*The task:*
Go through the lines below and copy each one that holds the string "horizontal".

*Extracted entries:*
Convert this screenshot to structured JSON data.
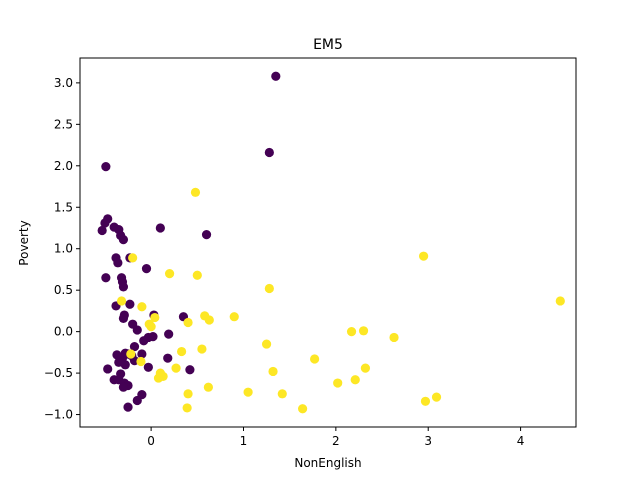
{
  "chart_data": {
    "type": "scatter",
    "title": "EM5",
    "xlabel": "NonEnglish",
    "ylabel": "Poverty",
    "xlim": [
      -0.77,
      4.6
    ],
    "ylim": [
      -1.15,
      3.3
    ],
    "xticks": [
      0,
      1,
      2,
      3,
      4
    ],
    "yticks": [
      -1.0,
      -0.5,
      0.0,
      0.5,
      1.0,
      1.5,
      2.0,
      2.5,
      3.0
    ],
    "grid": false,
    "colors": {
      "cluster_0": "#440154",
      "cluster_1": "#fde725"
    },
    "series": [
      {
        "color": "#440154",
        "x": [
          1.35,
          1.28,
          -0.49,
          -0.47,
          -0.5,
          -0.4,
          -0.35,
          -0.33,
          -0.3,
          -0.53,
          0.1,
          0.6,
          -0.38,
          -0.36,
          -0.23,
          -0.05,
          -0.49,
          -0.32,
          -0.31,
          -0.3,
          -0.38,
          -0.23,
          -0.29,
          -0.3,
          -0.2,
          -0.15,
          0.03,
          0.35,
          0.19,
          -0.03,
          0.02,
          -0.08,
          -0.18,
          -0.1,
          -0.25,
          -0.28,
          -0.37,
          -0.31,
          -0.18,
          -0.21,
          -0.35,
          -0.28,
          -0.47,
          -0.03,
          0.18,
          0.42,
          -0.4,
          -0.33,
          -0.35,
          -0.29,
          -0.25,
          -0.1,
          -0.3,
          -0.15,
          -0.25
        ],
        "y": [
          3.08,
          2.16,
          1.99,
          1.36,
          1.31,
          1.26,
          1.23,
          1.16,
          1.11,
          1.22,
          1.25,
          1.17,
          0.89,
          0.83,
          0.89,
          0.76,
          0.65,
          0.65,
          0.6,
          0.54,
          0.31,
          0.33,
          0.2,
          0.16,
          0.09,
          0.02,
          0.2,
          0.18,
          -0.03,
          -0.07,
          -0.06,
          -0.11,
          -0.18,
          -0.27,
          -0.27,
          -0.26,
          -0.28,
          -0.32,
          -0.35,
          -0.29,
          -0.37,
          -0.4,
          -0.45,
          -0.43,
          -0.32,
          -0.46,
          -0.58,
          -0.51,
          -0.58,
          -0.62,
          -0.65,
          -0.76,
          -0.67,
          -0.83,
          -0.91
        ]
      },
      {
        "color": "#fde725",
        "x": [
          0.48,
          -0.2,
          0.2,
          0.5,
          -0.32,
          -0.1,
          0.58,
          0.63,
          0.9,
          1.28,
          0.04,
          -0.02,
          0.0,
          0.4,
          1.25,
          0.55,
          0.33,
          1.77,
          2.17,
          2.3,
          2.63,
          2.95,
          4.43,
          2.32,
          1.32,
          0.27,
          0.1,
          0.13,
          0.08,
          2.21,
          2.02,
          0.62,
          1.05,
          1.42,
          0.4,
          0.39,
          1.64,
          2.97,
          3.09,
          -0.22,
          -0.11
        ],
        "y": [
          1.68,
          0.89,
          0.7,
          0.68,
          0.37,
          0.3,
          0.19,
          0.14,
          0.18,
          0.52,
          0.17,
          0.09,
          0.06,
          0.11,
          -0.15,
          -0.21,
          -0.24,
          -0.33,
          0.0,
          0.01,
          -0.07,
          0.91,
          0.37,
          -0.44,
          -0.48,
          -0.44,
          -0.5,
          -0.54,
          -0.56,
          -0.58,
          -0.62,
          -0.67,
          -0.73,
          -0.75,
          -0.75,
          -0.92,
          -0.93,
          -0.84,
          -0.79,
          -0.27,
          -0.36
        ]
      }
    ]
  }
}
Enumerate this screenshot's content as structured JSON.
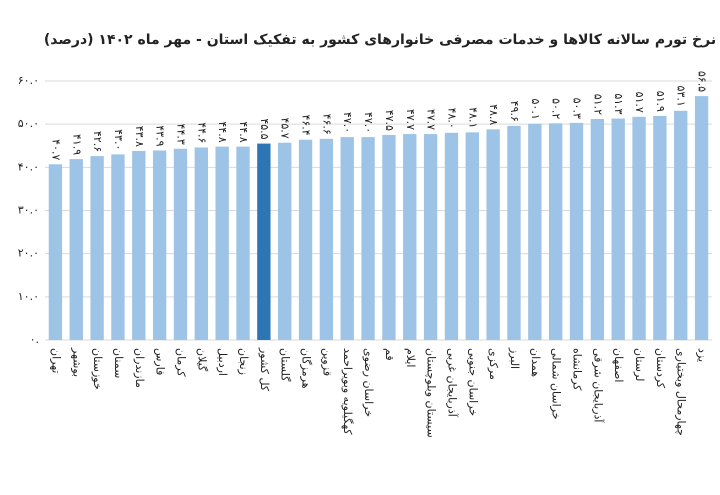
{
  "chart_data": {
    "type": "bar",
    "title": "نرخ تورم سالانه کالاها و خدمات مصرفی خانوارهای کشور به تفکیک استان - مهر ماه ۱۴۰۲ (درصد)",
    "categories": [
      "تهران",
      "بوشهر",
      "خوزستان",
      "سمنان",
      "مازندران",
      "فارس",
      "کرمان",
      "گیلان",
      "اردبیل",
      "زنجان",
      "کل کشور",
      "گلستان",
      "هرمزگان",
      "قزوین",
      "کهگیلویه وبویراحمد",
      "خراسان رضوی",
      "قم",
      "ایلام",
      "سیستان وبلوچستان",
      "آذربایجان غربی",
      "خراسان جنوبی",
      "مرکزی",
      "البرز",
      "همدان",
      "خراسان شمالی",
      "کرمانشاه",
      "آذربایجان شرقی",
      "اصفهان",
      "لرستان",
      "کردستان",
      "چهارمحال وبختیاری",
      "یزد"
    ],
    "values": [
      40.7,
      41.9,
      42.6,
      43.0,
      43.8,
      43.9,
      44.3,
      44.6,
      44.8,
      44.8,
      45.5,
      45.7,
      46.4,
      46.6,
      47.0,
      47.0,
      47.5,
      47.7,
      47.7,
      48.0,
      48.1,
      48.8,
      49.6,
      50.1,
      50.2,
      50.3,
      51.2,
      51.3,
      51.7,
      51.9,
      53.1,
      56.5
    ],
    "value_labels": [
      "۴۰.۷",
      "۴۱.۹",
      "۴۲.۶",
      "۴۳.۰",
      "۴۳.۸",
      "۴۳.۹",
      "۴۴.۳",
      "۴۴.۶",
      "۴۴.۸",
      "۴۴.۸",
      "۴۵.۵",
      "۴۵.۷",
      "۴۶.۴",
      "۴۶.۶",
      "۴۷.۰",
      "۴۷.۰",
      "۴۷.۵",
      "۴۷.۷",
      "۴۷.۷",
      "۴۸.۰",
      "۴۸.۱",
      "۴۸.۸",
      "۴۹.۶",
      "۵۰.۱",
      "۵۰.۲",
      "۵۰.۳",
      "۵۱.۲",
      "۵۱.۳",
      "۵۱.۷",
      "۵۱.۹",
      "۵۳.۱",
      "۵۶.۵"
    ],
    "colors": [
      "#9dc3e6",
      "#9dc3e6",
      "#9dc3e6",
      "#9dc3e6",
      "#9dc3e6",
      "#9dc3e6",
      "#9dc3e6",
      "#9dc3e6",
      "#9dc3e6",
      "#9dc3e6",
      "#2e75b6",
      "#9dc3e6",
      "#9dc3e6",
      "#9dc3e6",
      "#9dc3e6",
      "#9dc3e6",
      "#9dc3e6",
      "#9dc3e6",
      "#9dc3e6",
      "#9dc3e6",
      "#9dc3e6",
      "#9dc3e6",
      "#9dc3e6",
      "#9dc3e6",
      "#9dc3e6",
      "#9dc3e6",
      "#9dc3e6",
      "#9dc3e6",
      "#9dc3e6",
      "#9dc3e6",
      "#9dc3e6",
      "#9dc3e6"
    ],
    "ylim": [
      0,
      60
    ],
    "yticks": [
      {
        "value": 0,
        "label": "۰."
      },
      {
        "value": 10,
        "label": "۱۰.۰"
      },
      {
        "value": 20,
        "label": "۲۰.۰"
      },
      {
        "value": 30,
        "label": "۳۰.۰"
      },
      {
        "value": 40,
        "label": "۴۰.۰"
      },
      {
        "value": 50,
        "label": "۵۰.۰"
      },
      {
        "value": 60,
        "label": "۶۰.۰"
      }
    ],
    "grid": true
  }
}
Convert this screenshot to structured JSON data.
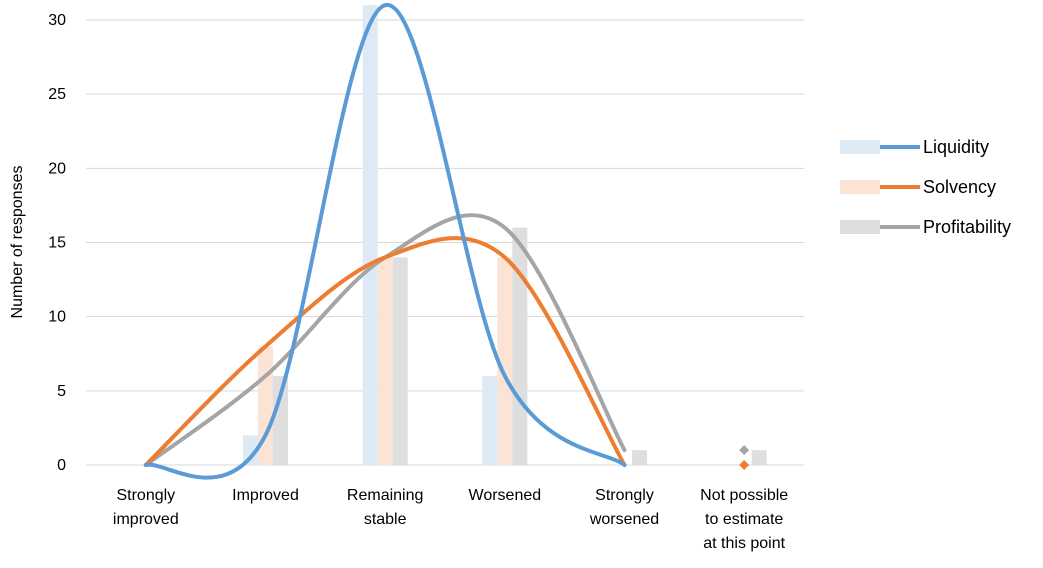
{
  "chart_data": {
    "type": "bar",
    "categories": [
      "Strongly improved",
      "Improved",
      "Remaining stable",
      "Worsened",
      "Strongly worsened",
      "Not possible to estimate at this point"
    ],
    "category_label_lines": [
      [
        "Strongly",
        "improved"
      ],
      [
        "Improved"
      ],
      [
        "Remaining",
        "stable"
      ],
      [
        "Worsened"
      ],
      [
        "Strongly",
        "worsened"
      ],
      [
        "Not possible",
        "to estimate",
        "at this point"
      ]
    ],
    "series": [
      {
        "name": "Liquidity",
        "values": [
          0,
          2,
          31,
          6,
          0,
          0
        ],
        "bar_color": "#dde9f5",
        "line_color": "#5b9bd5"
      },
      {
        "name": "Solvency",
        "values": [
          0,
          8,
          14,
          14,
          0,
          0
        ],
        "bar_color": "#fbe3d6",
        "line_color": "#ed7d31"
      },
      {
        "name": "Profitability",
        "values": [
          0,
          6,
          14,
          16,
          1,
          1
        ],
        "bar_color": "#dedede",
        "line_color": "#a5a5a5"
      }
    ],
    "overlay": "smoothed line per series over bars",
    "xlabel": "",
    "ylabel": "Number of responses",
    "ylim": [
      0,
      30
    ],
    "yticks": [
      0,
      5,
      10,
      15,
      20,
      25,
      30
    ],
    "grid": "horizontal",
    "legend_position": "right"
  }
}
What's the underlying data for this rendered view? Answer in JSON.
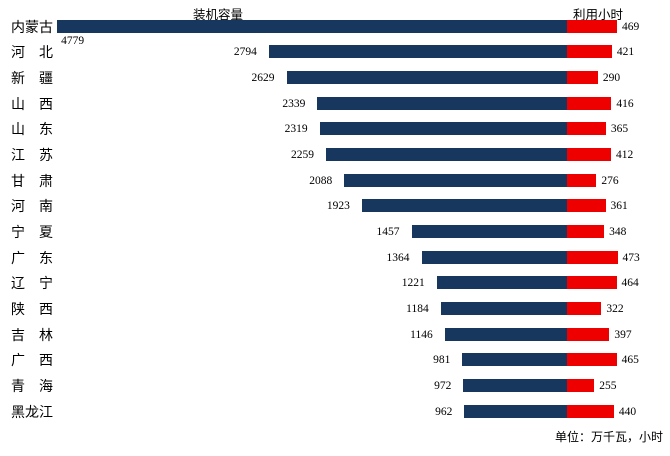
{
  "headers": {
    "capacity": "装机容量",
    "hours": "利用小时"
  },
  "footer": {
    "units_note": "单位：万千瓦，小时"
  },
  "colors": {
    "capacity_bar": "#17375E",
    "hours_bar": "#EE0000",
    "text": "#000000",
    "background": "#FFFFFF"
  },
  "chart_data": {
    "type": "bar",
    "orientation": "horizontal",
    "layout": "back-to-back: capacity bars grow leftward and hours bars grow rightward from a shared baseline; value labels at outer bar ends; no axes or gridlines",
    "categories": [
      "内蒙古",
      "河　北",
      "新　疆",
      "山　西",
      "山　东",
      "江　苏",
      "甘　肃",
      "河　南",
      "宁　夏",
      "广　东",
      "辽　宁",
      "陕　西",
      "吉　林",
      "广　西",
      "青　海",
      "黑龙江"
    ],
    "series": [
      {
        "name": "装机容量",
        "unit": "万千瓦",
        "color": "#17375E",
        "values": [
          4779,
          2794,
          2629,
          2339,
          2319,
          2259,
          2088,
          1923,
          1457,
          1364,
          1221,
          1184,
          1146,
          981,
          972,
          962
        ]
      },
      {
        "name": "利用小时",
        "unit": "小时",
        "color": "#EE0000",
        "values": [
          469,
          421,
          290,
          416,
          365,
          412,
          276,
          361,
          348,
          473,
          464,
          322,
          397,
          465,
          255,
          440
        ]
      }
    ],
    "value_labels": "shown",
    "units_note": "单位：万千瓦，小时"
  }
}
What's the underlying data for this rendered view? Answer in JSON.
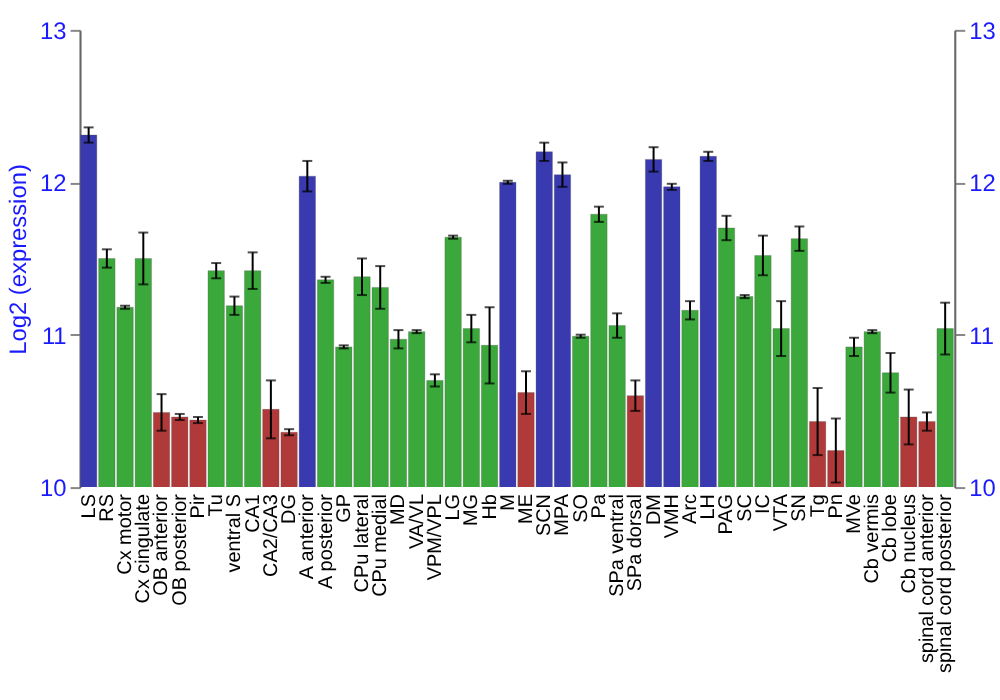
{
  "chart_data": {
    "type": "bar",
    "ylabel": "Log2 (expression)",
    "categories": [
      "LS",
      "RS",
      "Cx motor",
      "Cx cingulate",
      "OB anterior",
      "OB posterior",
      "Pir",
      "Tu",
      "ventral S",
      "CA1",
      "CA2/CA3",
      "DG",
      "A anterior",
      "A posterior",
      "GP",
      "CPu lateral",
      "CPu medial",
      "MD",
      "VA/VL",
      "VPM/VPL",
      "LG",
      "MG",
      "Hb",
      "M",
      "ME",
      "SCN",
      "MPA",
      "SO",
      "Pa",
      "SPa ventral",
      "SPa dorsal",
      "DM",
      "VMH",
      "Arc",
      "LH",
      "PAG",
      "SC",
      "IC",
      "VTA",
      "SN",
      "Tg",
      "Pn",
      "MVe",
      "Cb vermis",
      "Cb lobe",
      "Cb nucleus",
      "spinal cord anterior",
      "spinal cord posterior"
    ],
    "values": [
      12.31,
      11.5,
      11.18,
      11.5,
      10.49,
      10.46,
      10.44,
      11.42,
      11.19,
      11.42,
      10.51,
      10.36,
      12.04,
      11.36,
      10.92,
      11.38,
      11.31,
      10.97,
      11.02,
      10.7,
      11.64,
      11.04,
      10.93,
      12.0,
      10.62,
      12.2,
      12.05,
      10.99,
      11.79,
      11.06,
      10.6,
      12.15,
      11.97,
      11.16,
      12.17,
      11.7,
      11.25,
      11.52,
      11.04,
      11.63,
      10.43,
      10.24,
      10.92,
      11.02,
      10.75,
      10.46,
      10.43,
      11.04
    ],
    "errors": [
      0.05,
      0.06,
      0.01,
      0.17,
      0.12,
      0.02,
      0.02,
      0.05,
      0.06,
      0.12,
      0.19,
      0.02,
      0.1,
      0.02,
      0.01,
      0.12,
      0.14,
      0.06,
      0.01,
      0.04,
      0.01,
      0.09,
      0.25,
      0.01,
      0.14,
      0.06,
      0.08,
      0.01,
      0.05,
      0.08,
      0.1,
      0.08,
      0.02,
      0.06,
      0.03,
      0.08,
      0.01,
      0.13,
      0.18,
      0.08,
      0.22,
      0.21,
      0.06,
      0.01,
      0.13,
      0.18,
      0.06,
      0.17
    ],
    "colors": [
      "#3a3ab0",
      "#3aa83a",
      "#3aa83a",
      "#3aa83a",
      "#b03a3a",
      "#b03a3a",
      "#b03a3a",
      "#3aa83a",
      "#3aa83a",
      "#3aa83a",
      "#b03a3a",
      "#b03a3a",
      "#3a3ab0",
      "#3aa83a",
      "#3aa83a",
      "#3aa83a",
      "#3aa83a",
      "#3aa83a",
      "#3aa83a",
      "#3aa83a",
      "#3aa83a",
      "#3aa83a",
      "#3aa83a",
      "#3a3ab0",
      "#b03a3a",
      "#3a3ab0",
      "#3a3ab0",
      "#3aa83a",
      "#3aa83a",
      "#3aa83a",
      "#b03a3a",
      "#3a3ab0",
      "#3a3ab0",
      "#3aa83a",
      "#3a3ab0",
      "#3aa83a",
      "#3aa83a",
      "#3aa83a",
      "#3aa83a",
      "#3aa83a",
      "#b03a3a",
      "#b03a3a",
      "#3aa83a",
      "#3aa83a",
      "#3aa83a",
      "#b03a3a",
      "#b03a3a",
      "#3aa83a"
    ],
    "ylim": [
      10,
      13
    ],
    "yticks": [
      10,
      11,
      12,
      13
    ],
    "y2lim": [
      10,
      13
    ],
    "y2ticks": [
      10,
      11,
      12,
      13
    ],
    "grid": "y"
  }
}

*Result for this exercise:*
    "grid": "horizontal",
    "orientation": "horizontal",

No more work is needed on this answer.